:: WHAT IS NEEDED ::
Copy out each line exactly; pictures stay out of the copy.

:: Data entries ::
[START]
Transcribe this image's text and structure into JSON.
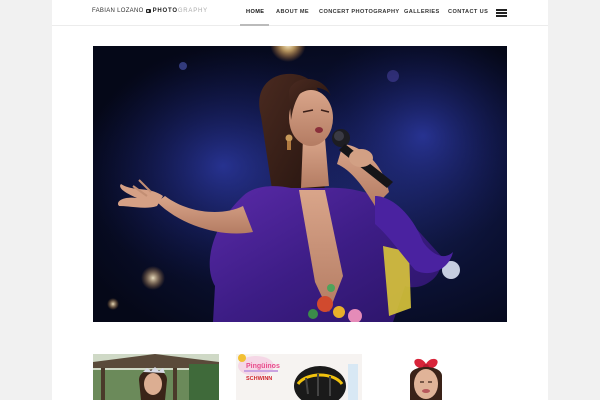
{
  "logo": {
    "name": "FABIAN LOZANO",
    "brand": "PHOTO",
    "brand_light": "GRAPHY"
  },
  "nav": {
    "items": [
      {
        "label": "HOME",
        "active": true
      },
      {
        "label": "ABOUT ME",
        "active": false
      },
      {
        "label": "CONCERT PHOTOGRAPHY",
        "active": false
      },
      {
        "label": "GALLERIES",
        "active": false
      },
      {
        "label": "CONTACT US",
        "active": false
      }
    ],
    "menu_icon": "hamburger-icon"
  },
  "hero": {
    "subject": "concert-singer-photo"
  },
  "thumbnails": [
    {
      "subject": "quinceanera-photo"
    },
    {
      "subject": "kids-event-photo",
      "text_top": "Pingüinos",
      "text_brand": "SCHWINN"
    },
    {
      "subject": "cheer-girl-photo"
    }
  ],
  "colors": {
    "page_bg": "#ffffff",
    "outer_bg": "#f1f1f1",
    "nav_text": "#333333",
    "active_underline": "#bbbbbb"
  }
}
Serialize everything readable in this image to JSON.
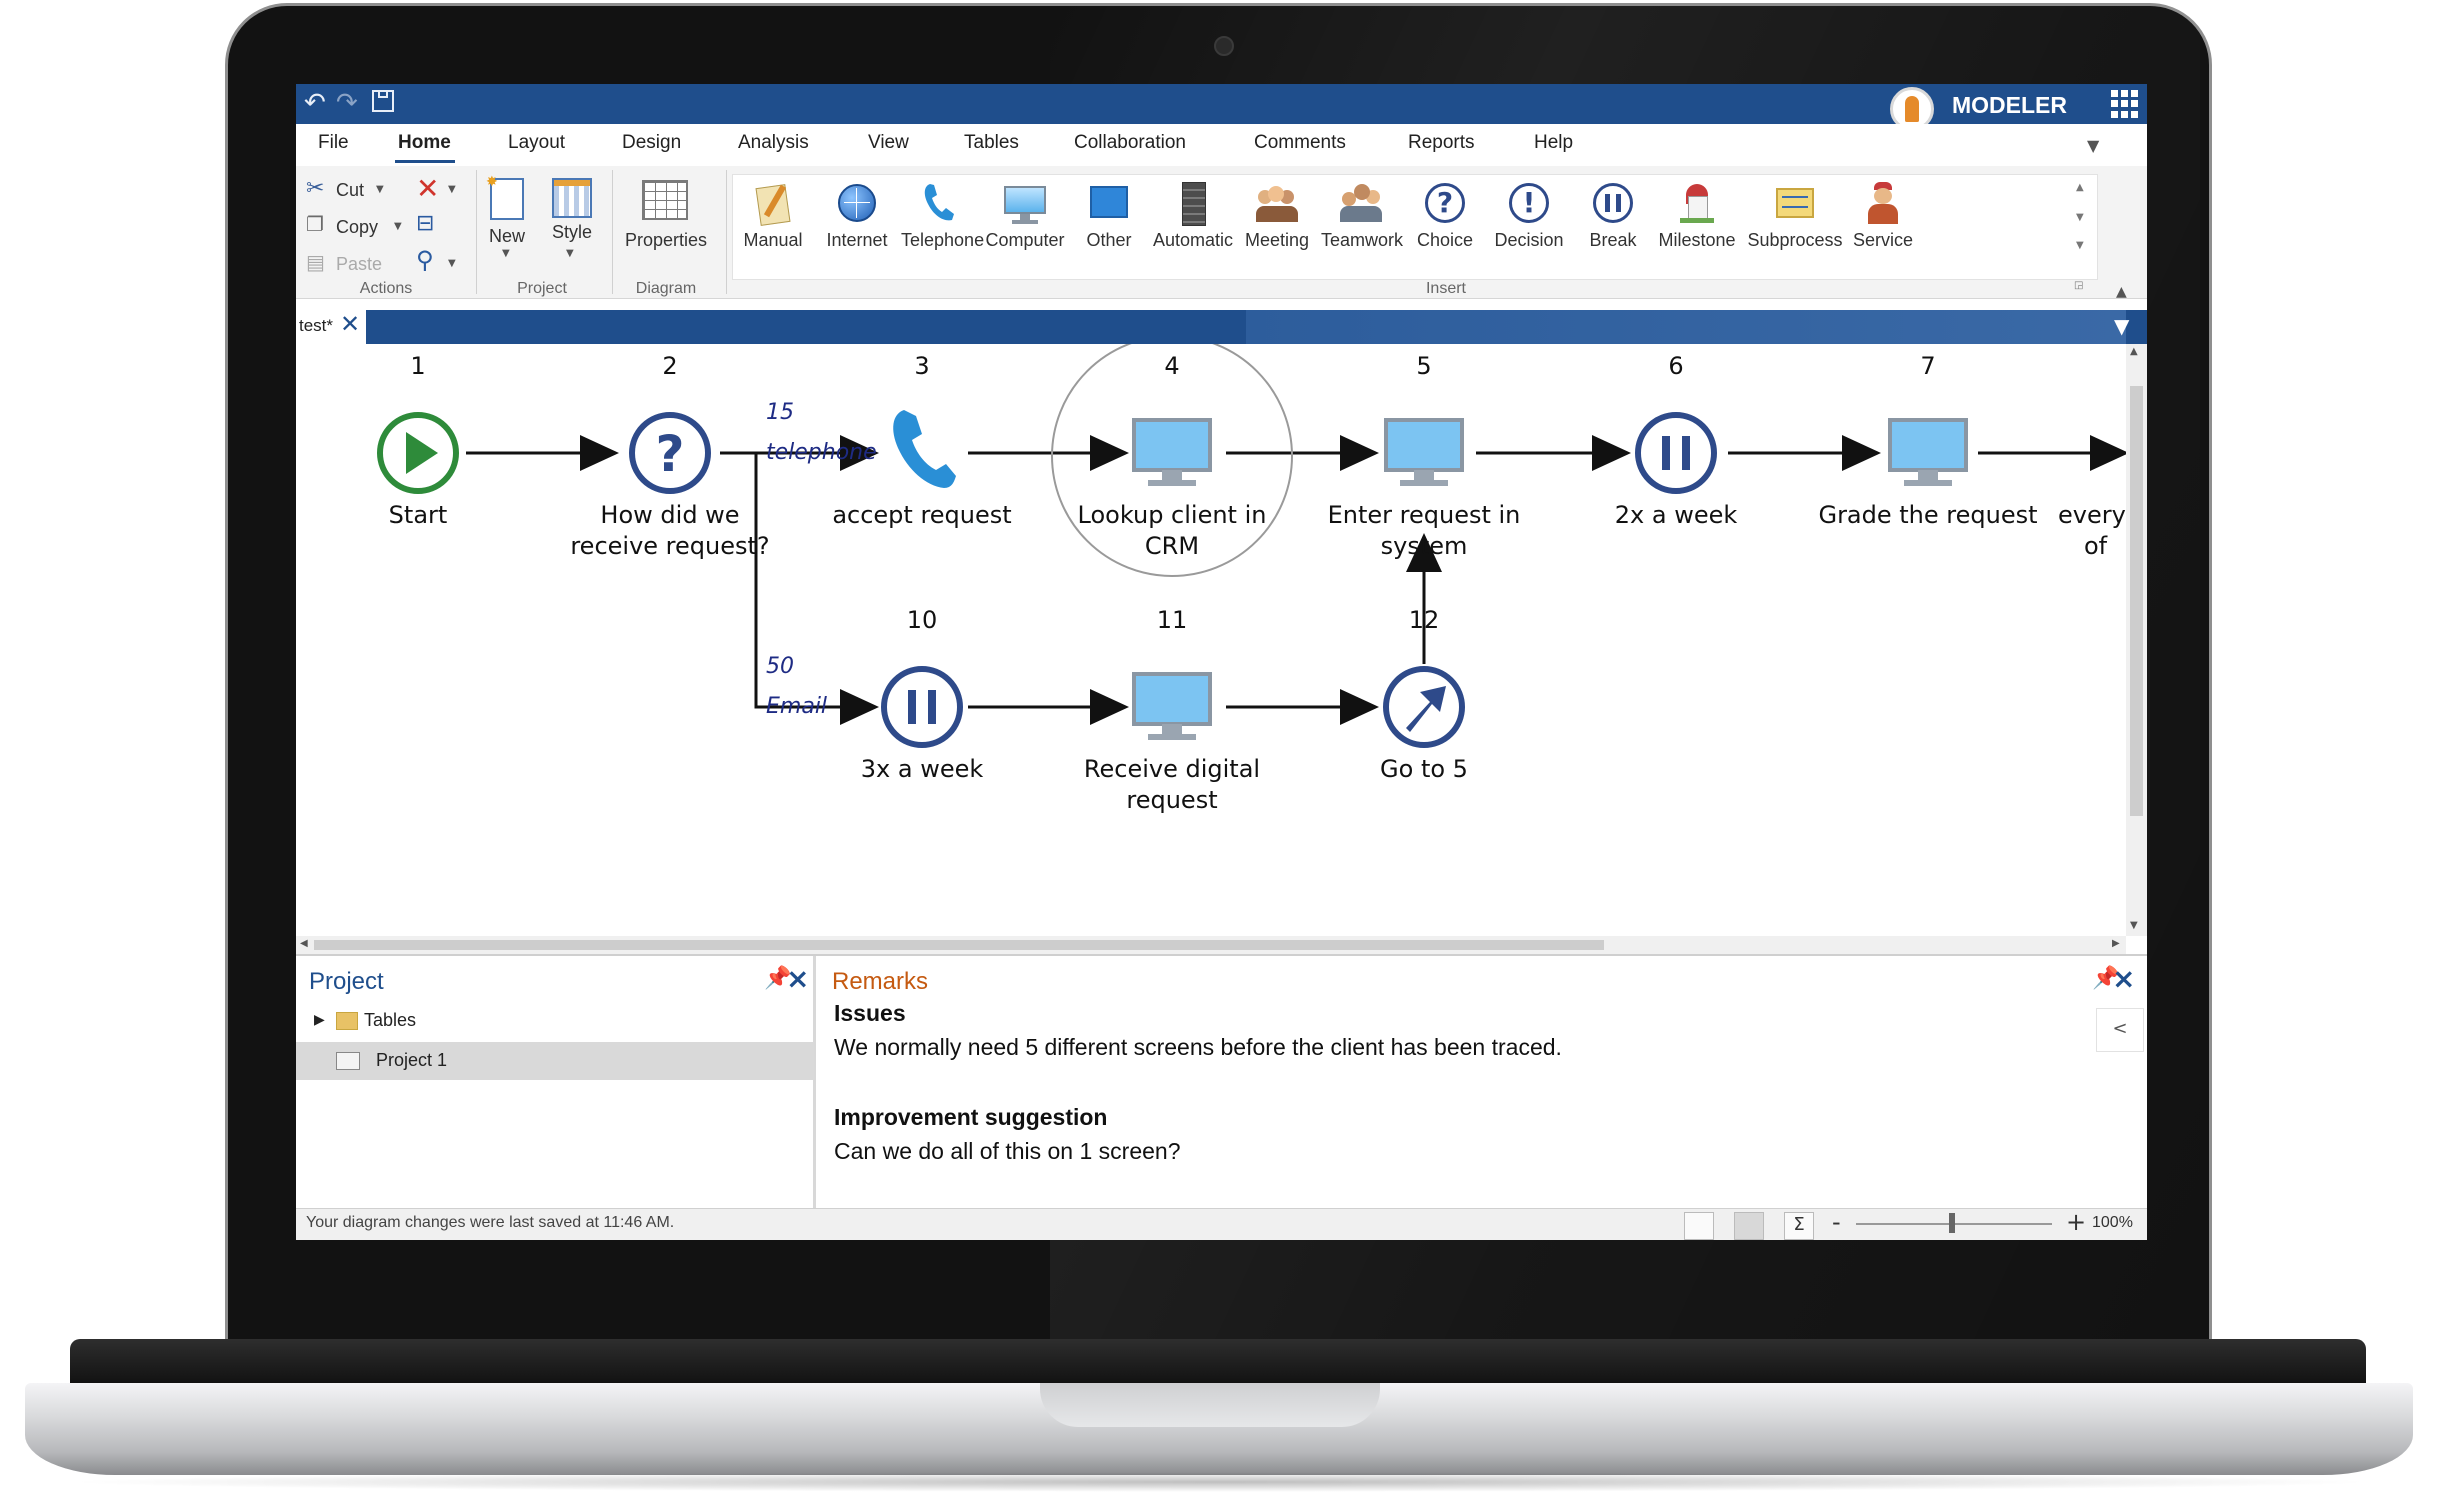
{
  "app": {
    "name": "MODELER",
    "quick_access": {
      "undo": "↶",
      "redo": "↷",
      "save": "💾"
    }
  },
  "menu": [
    "File",
    "Home",
    "Layout",
    "Design",
    "Analysis",
    "View",
    "Tables",
    "Collaboration",
    "Comments",
    "Reports",
    "Help"
  ],
  "ribbon": {
    "actions": {
      "cut": "Cut",
      "copy": "Copy",
      "paste": "Paste",
      "group": "Actions"
    },
    "project": {
      "new": "New",
      "style": "Style",
      "group": "Project"
    },
    "diagram": {
      "properties": "Properties",
      "group": "Diagram"
    },
    "insert": {
      "group": "Insert",
      "items": [
        "Manual",
        "Internet",
        "Telephone",
        "Computer",
        "Other",
        "Automatic",
        "Meeting",
        "Teamwork",
        "Choice",
        "Decision",
        "Break",
        "Milestone",
        "Subprocess",
        "Service"
      ]
    }
  },
  "document_tab": {
    "label": "test*"
  },
  "diagram": {
    "nodes": [
      {
        "num": "1",
        "label": "Start",
        "icon": "play-icon"
      },
      {
        "num": "2",
        "label_line1": "How did we",
        "label_line2": "receive request?",
        "icon": "question-icon"
      },
      {
        "num": "3",
        "label": "accept request",
        "icon": "telephone-icon"
      },
      {
        "num": "4",
        "label_line1": "Lookup client in",
        "label_line2": "CRM",
        "icon": "computer-icon"
      },
      {
        "num": "5",
        "label_line1": "Enter request in",
        "label_line2": "system",
        "icon": "computer-icon"
      },
      {
        "num": "6",
        "label": "2x a week",
        "icon": "pause-icon"
      },
      {
        "num": "7",
        "label": "Grade the request",
        "icon": "computer-icon"
      },
      {
        "num": "",
        "label_line1": "every",
        "label_line2": "of",
        "icon": ""
      },
      {
        "num": "10",
        "label": "3x a week",
        "icon": "pause-icon"
      },
      {
        "num": "11",
        "label_line1": "Receive digital",
        "label_line2": "request",
        "icon": "computer-icon"
      },
      {
        "num": "12",
        "label": "Go to 5",
        "icon": "goto-arrow-icon"
      }
    ],
    "branches": [
      {
        "value": "15",
        "label": "telephone"
      },
      {
        "value": "50",
        "label": "Email"
      }
    ]
  },
  "project_panel": {
    "title": "Project",
    "tree": [
      {
        "label": "Tables",
        "type": "folder"
      },
      {
        "label": "Project 1",
        "type": "project"
      }
    ]
  },
  "remarks_panel": {
    "title": "Remarks",
    "collapse": "<",
    "sections": [
      {
        "heading": "Issues",
        "text": "We normally need 5 different screens before the client has been traced."
      },
      {
        "heading": "Improvement suggestion",
        "text": "Can we do all of this on 1 screen?"
      }
    ]
  },
  "status": {
    "text": "Your diagram changes were last saved at 11:46 AM.",
    "zoom": "100%",
    "zoom_minus": "-",
    "zoom_plus": "+"
  },
  "colors": {
    "title_bar": "#1f4e8c",
    "accent_orange": "#c55a11",
    "node_blue": "#2e4a8a",
    "start_green": "#2e8b3a"
  }
}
[END]
:: EXERCISE RESPONSE ::
Transcribe this image's text and structure into JSON.
{
  "logo": {
    "name": "FABIAN LOZANO",
    "brand": "PHOTO",
    "brand_light": "GRAPHY"
  },
  "nav": {
    "items": [
      {
        "label": "HOME",
        "active": true
      },
      {
        "label": "ABOUT ME",
        "active": false
      },
      {
        "label": "CONCERT PHOTOGRAPHY",
        "active": false
      },
      {
        "label": "GALLERIES",
        "active": false
      },
      {
        "label": "CONTACT US",
        "active": false
      }
    ],
    "menu_icon": "hamburger-icon"
  },
  "hero": {
    "subject": "concert-singer-photo"
  },
  "thumbnails": [
    {
      "subject": "quinceanera-photo"
    },
    {
      "subject": "kids-event-photo",
      "text_top": "Pingüinos",
      "text_brand": "SCHWINN"
    },
    {
      "subject": "cheer-girl-photo"
    }
  ],
  "colors": {
    "page_bg": "#ffffff",
    "outer_bg": "#f1f1f1",
    "nav_text": "#333333",
    "active_underline": "#bbbbbb"
  }
}
Serialize everything readable in this image to JSON.
{
  "app": {
    "name": "MODELER",
    "quick_access": {
      "undo": "↶",
      "redo": "↷",
      "save": "💾"
    }
  },
  "menu": [
    "File",
    "Home",
    "Layout",
    "Design",
    "Analysis",
    "View",
    "Tables",
    "Collaboration",
    "Comments",
    "Reports",
    "Help"
  ],
  "ribbon": {
    "actions": {
      "cut": "Cut",
      "copy": "Copy",
      "paste": "Paste",
      "group": "Actions"
    },
    "project": {
      "new": "New",
      "style": "Style",
      "group": "Project"
    },
    "diagram": {
      "properties": "Properties",
      "group": "Diagram"
    },
    "insert": {
      "group": "Insert",
      "items": [
        "Manual",
        "Internet",
        "Telephone",
        "Computer",
        "Other",
        "Automatic",
        "Meeting",
        "Teamwork",
        "Choice",
        "Decision",
        "Break",
        "Milestone",
        "Subprocess",
        "Service"
      ]
    }
  },
  "document_tab": {
    "label": "test*"
  },
  "diagram": {
    "nodes": [
      {
        "num": "1",
        "label": "Start",
        "icon": "play-icon"
      },
      {
        "num": "2",
        "label_line1": "How did we",
        "label_line2": "receive request?",
        "icon": "question-icon"
      },
      {
        "num": "3",
        "label": "accept request",
        "icon": "telephone-icon"
      },
      {
        "num": "4",
        "label_line1": "Lookup client in",
        "label_line2": "CRM",
        "icon": "computer-icon"
      },
      {
        "num": "5",
        "label_line1": "Enter request in",
        "label_line2": "system",
        "icon": "computer-icon"
      },
      {
        "num": "6",
        "label": "2x a week",
        "icon": "pause-icon"
      },
      {
        "num": "7",
        "label": "Grade the request",
        "icon": "computer-icon"
      },
      {
        "num": "",
        "label_line1": "every",
        "label_line2": "of",
        "icon": ""
      },
      {
        "num": "10",
        "label": "3x a week",
        "icon": "pause-icon"
      },
      {
        "num": "11",
        "label_line1": "Receive digital",
        "label_line2": "request",
        "icon": "computer-icon"
      },
      {
        "num": "12",
        "label": "Go to 5",
        "icon": "goto-arrow-icon"
      }
    ],
    "branches": [
      {
        "value": "15",
        "label": "telephone"
      },
      {
        "value": "50",
        "label": "Email"
      }
    ]
  },
  "project_panel": {
    "title": "Project",
    "tree": [
      {
        "label": "Tables",
        "type": "folder"
      },
      {
        "label": "Project 1",
        "type": "project"
      }
    ]
  },
  "remarks_panel": {
    "title": "Remarks",
    "collapse": "<",
    "sections": [
      {
        "heading": "Issues",
        "text": "We normally need 5 different screens before the client has been traced."
      },
      {
        "heading": "Improvement suggestion",
        "text": "Can we do all of this on 1 screen?"
      }
    ]
  },
  "status": {
    "text": "Your diagram changes were last saved at 11:46 AM.",
    "zoom": "100%",
    "zoom_minus": "-",
    "zoom_plus": "+"
  },
  "colors": {
    "title_bar": "#1f4e8c",
    "accent_orange": "#c55a11",
    "node_blue": "#2e4a8a",
    "start_green": "#2e8b3a"
  }
}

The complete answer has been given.